Extracted records
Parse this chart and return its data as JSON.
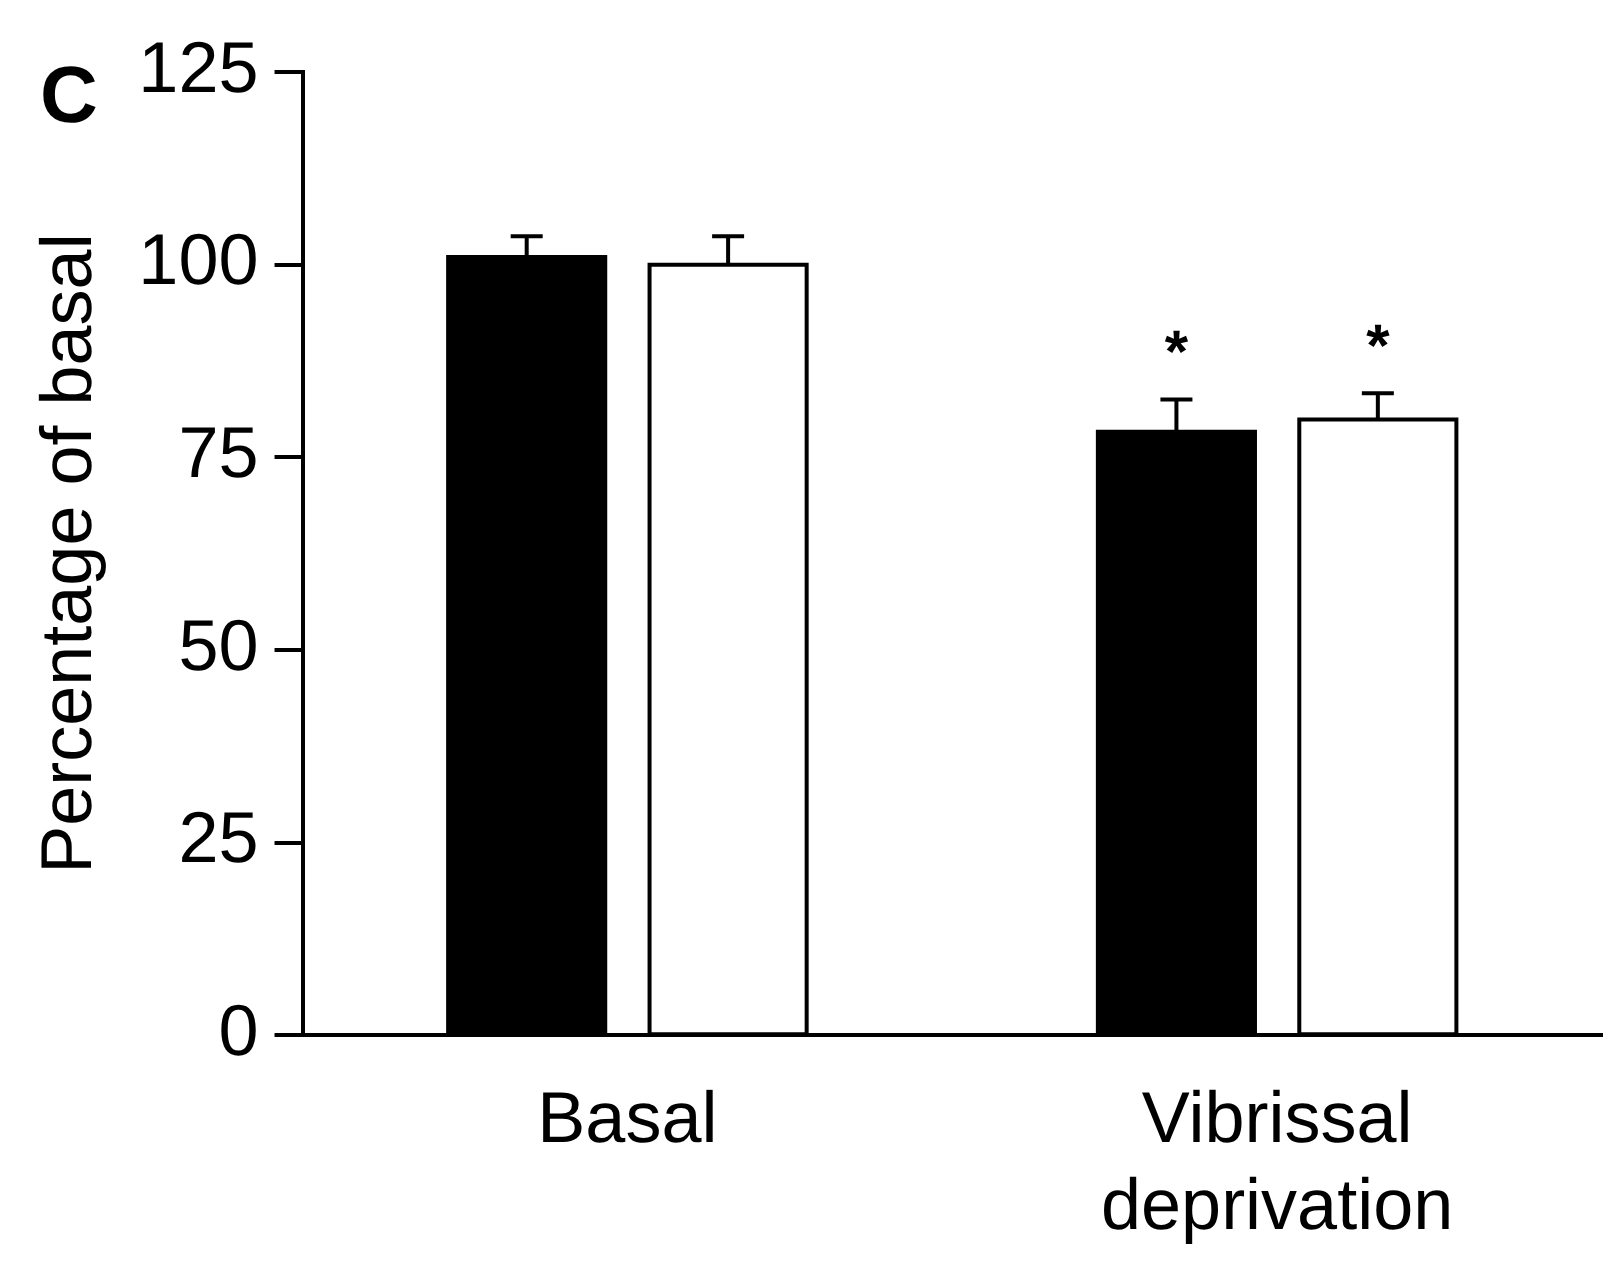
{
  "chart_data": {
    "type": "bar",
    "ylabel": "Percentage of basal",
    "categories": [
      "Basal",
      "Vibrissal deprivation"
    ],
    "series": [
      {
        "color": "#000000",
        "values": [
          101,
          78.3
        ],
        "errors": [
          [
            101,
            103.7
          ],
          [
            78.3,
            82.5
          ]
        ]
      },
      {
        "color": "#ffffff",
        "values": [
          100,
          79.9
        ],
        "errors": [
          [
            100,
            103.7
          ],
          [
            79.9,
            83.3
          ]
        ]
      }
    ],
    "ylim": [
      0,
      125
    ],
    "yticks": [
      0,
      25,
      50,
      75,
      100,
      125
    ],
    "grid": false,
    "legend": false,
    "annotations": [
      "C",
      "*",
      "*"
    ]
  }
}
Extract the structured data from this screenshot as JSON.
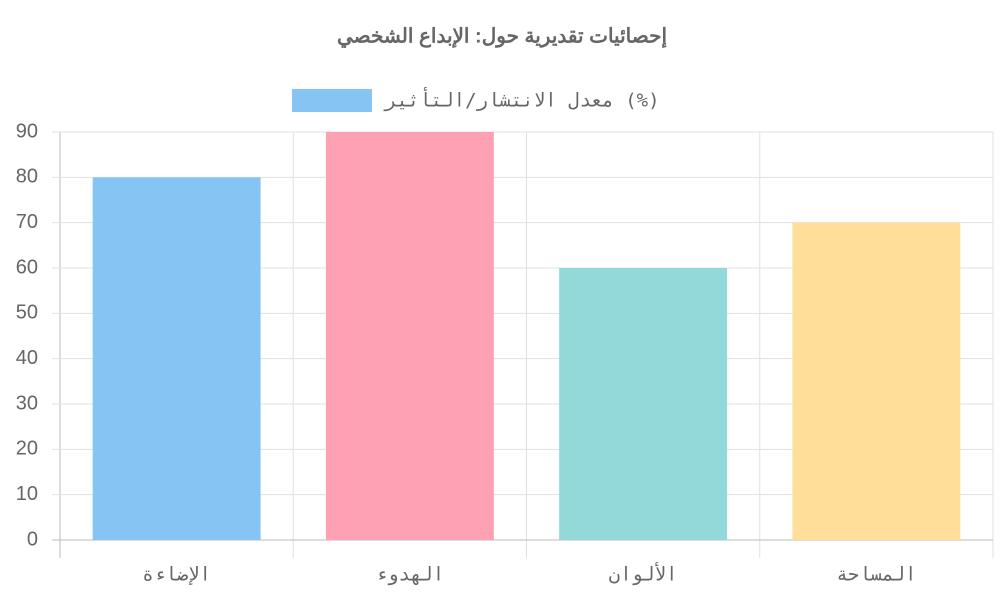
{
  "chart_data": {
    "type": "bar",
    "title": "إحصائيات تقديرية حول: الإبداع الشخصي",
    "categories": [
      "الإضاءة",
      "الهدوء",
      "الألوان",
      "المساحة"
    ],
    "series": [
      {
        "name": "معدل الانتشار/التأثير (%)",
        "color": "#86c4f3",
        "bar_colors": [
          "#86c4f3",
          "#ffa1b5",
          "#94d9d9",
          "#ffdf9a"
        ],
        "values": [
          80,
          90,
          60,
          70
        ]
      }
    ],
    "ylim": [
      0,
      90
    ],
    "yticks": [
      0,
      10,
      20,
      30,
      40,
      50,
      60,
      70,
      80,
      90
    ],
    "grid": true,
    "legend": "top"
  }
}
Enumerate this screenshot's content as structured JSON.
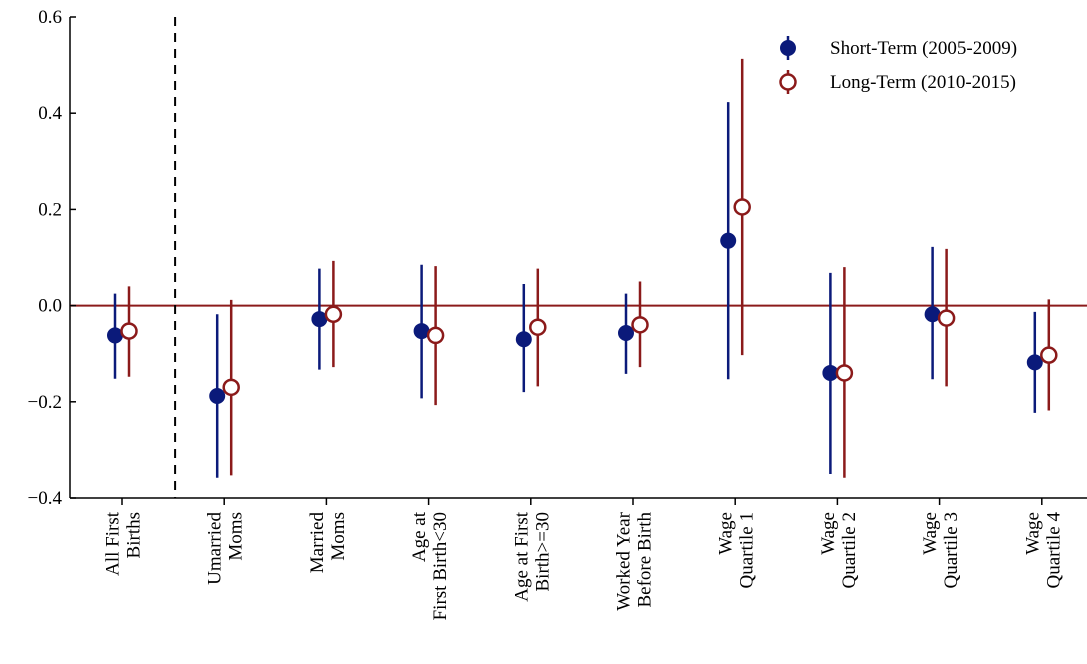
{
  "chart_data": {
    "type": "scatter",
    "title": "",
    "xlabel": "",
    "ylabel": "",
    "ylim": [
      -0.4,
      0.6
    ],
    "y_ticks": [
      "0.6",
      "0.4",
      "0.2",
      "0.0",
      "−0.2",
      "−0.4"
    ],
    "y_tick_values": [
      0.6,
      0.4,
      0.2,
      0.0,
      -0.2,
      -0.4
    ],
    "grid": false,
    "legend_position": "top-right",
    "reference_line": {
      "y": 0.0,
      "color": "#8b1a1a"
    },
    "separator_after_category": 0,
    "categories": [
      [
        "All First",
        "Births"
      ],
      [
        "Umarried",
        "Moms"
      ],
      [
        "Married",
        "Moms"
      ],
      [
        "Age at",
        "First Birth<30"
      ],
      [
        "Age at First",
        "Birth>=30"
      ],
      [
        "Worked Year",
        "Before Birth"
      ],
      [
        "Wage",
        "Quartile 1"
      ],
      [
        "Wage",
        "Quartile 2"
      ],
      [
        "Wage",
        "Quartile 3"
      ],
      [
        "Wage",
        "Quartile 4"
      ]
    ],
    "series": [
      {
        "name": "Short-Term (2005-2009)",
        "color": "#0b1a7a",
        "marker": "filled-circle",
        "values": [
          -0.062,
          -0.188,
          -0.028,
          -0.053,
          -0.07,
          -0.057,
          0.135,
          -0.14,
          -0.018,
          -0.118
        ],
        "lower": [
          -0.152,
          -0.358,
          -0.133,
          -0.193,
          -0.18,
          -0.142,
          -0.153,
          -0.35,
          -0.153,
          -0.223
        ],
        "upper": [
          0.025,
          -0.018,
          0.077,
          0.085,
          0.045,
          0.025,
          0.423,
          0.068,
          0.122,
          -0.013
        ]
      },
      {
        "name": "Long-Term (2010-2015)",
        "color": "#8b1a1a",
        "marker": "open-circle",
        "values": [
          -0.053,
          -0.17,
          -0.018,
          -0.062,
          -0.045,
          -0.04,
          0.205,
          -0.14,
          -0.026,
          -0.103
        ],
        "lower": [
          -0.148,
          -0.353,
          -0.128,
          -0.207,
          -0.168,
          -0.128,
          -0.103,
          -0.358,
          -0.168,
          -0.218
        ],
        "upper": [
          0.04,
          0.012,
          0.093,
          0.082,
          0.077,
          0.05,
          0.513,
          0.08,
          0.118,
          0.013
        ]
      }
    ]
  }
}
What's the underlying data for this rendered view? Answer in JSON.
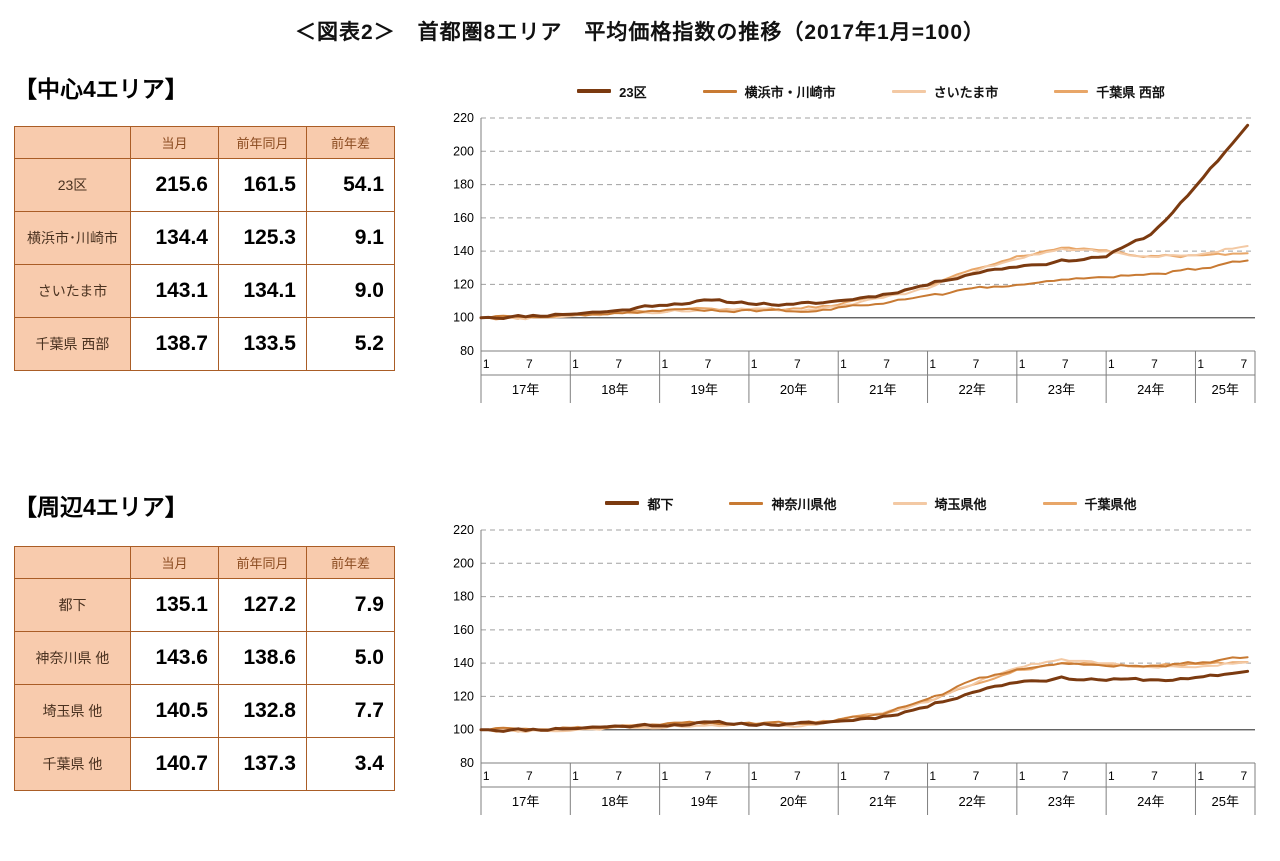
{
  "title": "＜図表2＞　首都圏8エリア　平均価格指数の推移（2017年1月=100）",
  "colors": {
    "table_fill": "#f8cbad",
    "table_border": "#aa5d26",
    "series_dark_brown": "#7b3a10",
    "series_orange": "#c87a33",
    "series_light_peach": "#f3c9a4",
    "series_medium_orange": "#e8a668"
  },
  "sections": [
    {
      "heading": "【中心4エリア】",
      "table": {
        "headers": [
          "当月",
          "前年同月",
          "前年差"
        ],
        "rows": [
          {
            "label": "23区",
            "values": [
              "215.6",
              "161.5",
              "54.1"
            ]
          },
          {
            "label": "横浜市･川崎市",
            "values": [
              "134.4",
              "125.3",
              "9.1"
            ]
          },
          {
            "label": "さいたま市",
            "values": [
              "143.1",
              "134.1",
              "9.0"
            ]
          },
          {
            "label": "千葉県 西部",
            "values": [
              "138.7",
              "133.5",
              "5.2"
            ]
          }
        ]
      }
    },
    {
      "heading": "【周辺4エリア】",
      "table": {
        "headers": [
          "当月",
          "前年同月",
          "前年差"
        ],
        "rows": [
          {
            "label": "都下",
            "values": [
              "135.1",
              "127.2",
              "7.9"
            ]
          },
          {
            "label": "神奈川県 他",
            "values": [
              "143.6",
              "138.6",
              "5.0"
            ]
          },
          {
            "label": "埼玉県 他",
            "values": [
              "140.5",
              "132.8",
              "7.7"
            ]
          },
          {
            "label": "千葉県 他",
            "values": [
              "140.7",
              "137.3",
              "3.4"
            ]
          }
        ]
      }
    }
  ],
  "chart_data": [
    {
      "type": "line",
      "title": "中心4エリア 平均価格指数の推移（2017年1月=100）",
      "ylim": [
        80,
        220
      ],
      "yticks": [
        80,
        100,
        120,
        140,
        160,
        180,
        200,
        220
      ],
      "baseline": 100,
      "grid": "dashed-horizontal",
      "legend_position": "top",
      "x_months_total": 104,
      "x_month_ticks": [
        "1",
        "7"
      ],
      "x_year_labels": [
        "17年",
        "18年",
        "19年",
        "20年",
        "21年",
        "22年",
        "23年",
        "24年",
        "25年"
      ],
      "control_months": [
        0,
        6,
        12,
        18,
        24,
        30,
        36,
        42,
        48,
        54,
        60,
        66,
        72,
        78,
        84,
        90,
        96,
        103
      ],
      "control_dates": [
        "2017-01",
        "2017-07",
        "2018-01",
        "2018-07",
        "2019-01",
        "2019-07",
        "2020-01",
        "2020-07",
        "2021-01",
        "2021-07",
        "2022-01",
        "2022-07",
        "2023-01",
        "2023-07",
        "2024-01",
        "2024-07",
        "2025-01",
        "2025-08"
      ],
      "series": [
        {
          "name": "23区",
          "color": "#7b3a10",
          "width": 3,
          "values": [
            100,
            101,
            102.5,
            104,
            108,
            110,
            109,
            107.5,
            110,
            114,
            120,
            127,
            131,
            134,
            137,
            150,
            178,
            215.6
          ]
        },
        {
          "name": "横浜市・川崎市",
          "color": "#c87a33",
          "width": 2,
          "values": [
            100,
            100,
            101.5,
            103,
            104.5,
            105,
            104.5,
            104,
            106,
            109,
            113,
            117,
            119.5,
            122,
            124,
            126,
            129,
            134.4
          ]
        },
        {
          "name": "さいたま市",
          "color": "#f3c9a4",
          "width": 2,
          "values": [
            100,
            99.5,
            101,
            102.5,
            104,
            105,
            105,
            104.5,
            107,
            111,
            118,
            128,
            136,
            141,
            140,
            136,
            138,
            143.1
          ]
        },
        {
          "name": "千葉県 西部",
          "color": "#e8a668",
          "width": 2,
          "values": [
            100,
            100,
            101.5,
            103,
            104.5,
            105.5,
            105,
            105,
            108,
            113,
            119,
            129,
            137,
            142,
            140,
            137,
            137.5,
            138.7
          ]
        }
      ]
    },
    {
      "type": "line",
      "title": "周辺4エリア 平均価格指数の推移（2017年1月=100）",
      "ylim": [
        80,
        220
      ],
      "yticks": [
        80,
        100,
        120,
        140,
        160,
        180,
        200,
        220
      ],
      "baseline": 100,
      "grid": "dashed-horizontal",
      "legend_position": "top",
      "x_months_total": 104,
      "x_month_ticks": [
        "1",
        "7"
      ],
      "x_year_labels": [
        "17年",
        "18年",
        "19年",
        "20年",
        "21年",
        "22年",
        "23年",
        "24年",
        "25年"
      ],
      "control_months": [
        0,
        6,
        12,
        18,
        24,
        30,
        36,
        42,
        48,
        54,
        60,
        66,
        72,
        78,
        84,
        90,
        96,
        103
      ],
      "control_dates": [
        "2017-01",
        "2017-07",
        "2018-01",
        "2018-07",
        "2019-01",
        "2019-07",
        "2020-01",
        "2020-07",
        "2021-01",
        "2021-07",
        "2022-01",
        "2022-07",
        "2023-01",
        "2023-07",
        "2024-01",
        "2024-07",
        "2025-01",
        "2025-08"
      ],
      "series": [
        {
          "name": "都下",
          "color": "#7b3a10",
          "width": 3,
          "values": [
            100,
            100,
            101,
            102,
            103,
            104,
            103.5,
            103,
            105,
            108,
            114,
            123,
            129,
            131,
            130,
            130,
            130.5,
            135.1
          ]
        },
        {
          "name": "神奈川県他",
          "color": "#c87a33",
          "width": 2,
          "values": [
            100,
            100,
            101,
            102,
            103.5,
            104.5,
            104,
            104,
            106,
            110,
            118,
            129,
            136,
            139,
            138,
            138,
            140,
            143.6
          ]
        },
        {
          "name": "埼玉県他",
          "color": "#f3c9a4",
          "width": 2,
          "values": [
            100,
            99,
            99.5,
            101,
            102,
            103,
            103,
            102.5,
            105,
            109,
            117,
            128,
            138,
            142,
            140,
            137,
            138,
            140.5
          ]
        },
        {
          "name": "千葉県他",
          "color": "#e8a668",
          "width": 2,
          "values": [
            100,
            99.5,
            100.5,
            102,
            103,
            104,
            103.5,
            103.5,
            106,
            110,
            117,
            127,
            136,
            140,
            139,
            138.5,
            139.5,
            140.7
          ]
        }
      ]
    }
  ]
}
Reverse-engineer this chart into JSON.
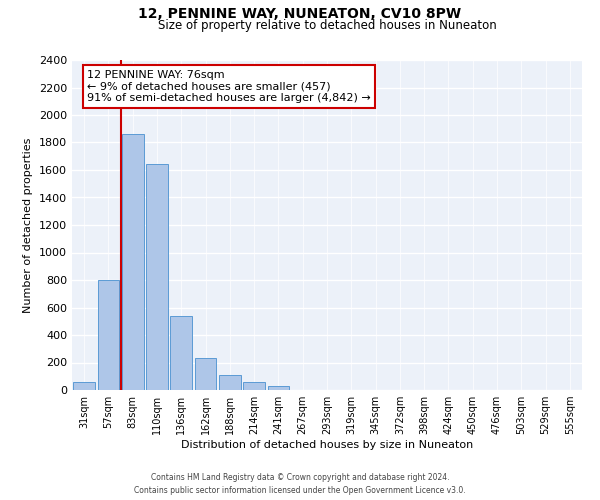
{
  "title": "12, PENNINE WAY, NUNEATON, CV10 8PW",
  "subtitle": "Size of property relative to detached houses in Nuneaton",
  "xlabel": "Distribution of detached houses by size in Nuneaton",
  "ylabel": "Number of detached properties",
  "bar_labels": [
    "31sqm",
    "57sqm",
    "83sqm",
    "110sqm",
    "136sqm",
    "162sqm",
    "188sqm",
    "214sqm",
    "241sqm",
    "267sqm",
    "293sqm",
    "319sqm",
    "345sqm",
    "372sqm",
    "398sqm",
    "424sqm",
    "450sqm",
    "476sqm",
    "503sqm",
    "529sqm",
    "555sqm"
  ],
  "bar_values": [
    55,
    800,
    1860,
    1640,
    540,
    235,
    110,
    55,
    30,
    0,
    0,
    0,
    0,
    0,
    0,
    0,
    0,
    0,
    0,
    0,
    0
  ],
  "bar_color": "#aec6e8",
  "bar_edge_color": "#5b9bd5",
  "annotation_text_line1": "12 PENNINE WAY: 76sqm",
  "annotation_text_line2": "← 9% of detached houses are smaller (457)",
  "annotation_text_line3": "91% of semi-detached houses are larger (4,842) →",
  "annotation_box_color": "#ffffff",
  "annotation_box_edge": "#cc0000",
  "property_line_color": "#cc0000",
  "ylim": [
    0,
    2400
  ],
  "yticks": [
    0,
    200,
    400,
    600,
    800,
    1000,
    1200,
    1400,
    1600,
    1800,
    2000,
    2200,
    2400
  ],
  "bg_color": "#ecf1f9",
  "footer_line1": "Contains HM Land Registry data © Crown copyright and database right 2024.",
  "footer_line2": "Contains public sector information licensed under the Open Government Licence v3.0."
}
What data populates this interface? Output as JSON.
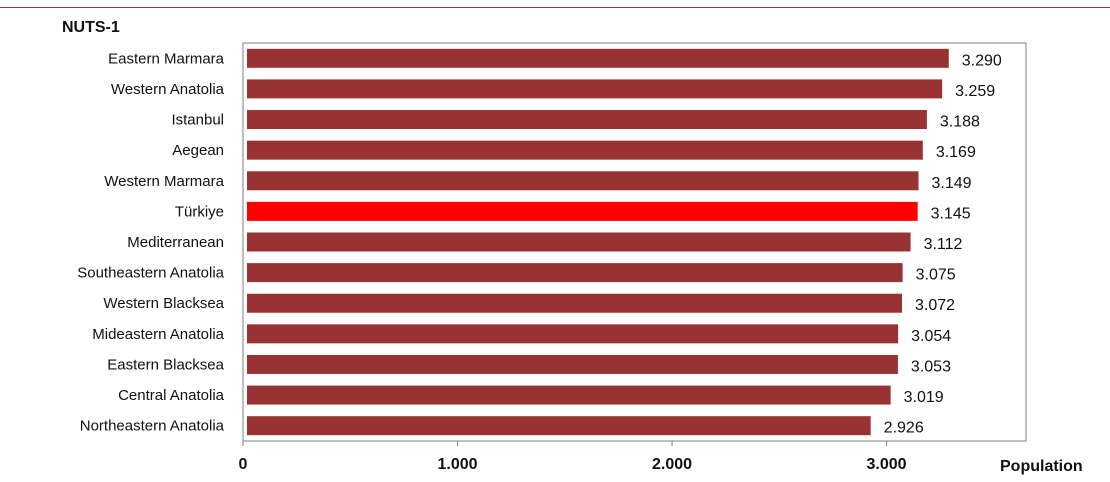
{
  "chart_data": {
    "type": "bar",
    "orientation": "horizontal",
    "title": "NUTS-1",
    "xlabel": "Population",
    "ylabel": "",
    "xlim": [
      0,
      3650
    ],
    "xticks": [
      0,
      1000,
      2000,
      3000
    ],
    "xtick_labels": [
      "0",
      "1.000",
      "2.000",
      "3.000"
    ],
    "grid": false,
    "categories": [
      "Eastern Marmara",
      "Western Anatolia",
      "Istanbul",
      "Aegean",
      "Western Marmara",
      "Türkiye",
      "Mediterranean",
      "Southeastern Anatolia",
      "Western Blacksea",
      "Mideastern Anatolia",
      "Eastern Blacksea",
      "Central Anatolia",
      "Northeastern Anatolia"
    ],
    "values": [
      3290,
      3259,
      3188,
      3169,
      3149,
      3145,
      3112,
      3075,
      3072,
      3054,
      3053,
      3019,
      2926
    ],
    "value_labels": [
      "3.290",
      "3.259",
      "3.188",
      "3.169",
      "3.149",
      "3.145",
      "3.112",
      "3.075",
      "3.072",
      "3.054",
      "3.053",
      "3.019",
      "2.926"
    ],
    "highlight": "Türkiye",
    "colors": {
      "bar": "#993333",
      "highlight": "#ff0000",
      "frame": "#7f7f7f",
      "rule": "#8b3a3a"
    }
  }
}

Aim
Show, from the listing above, each line that contains the word "What".

Problem solution
What's the underlying data for this rendered view? Answer in JSON.
What data populates this interface? Output as JSON.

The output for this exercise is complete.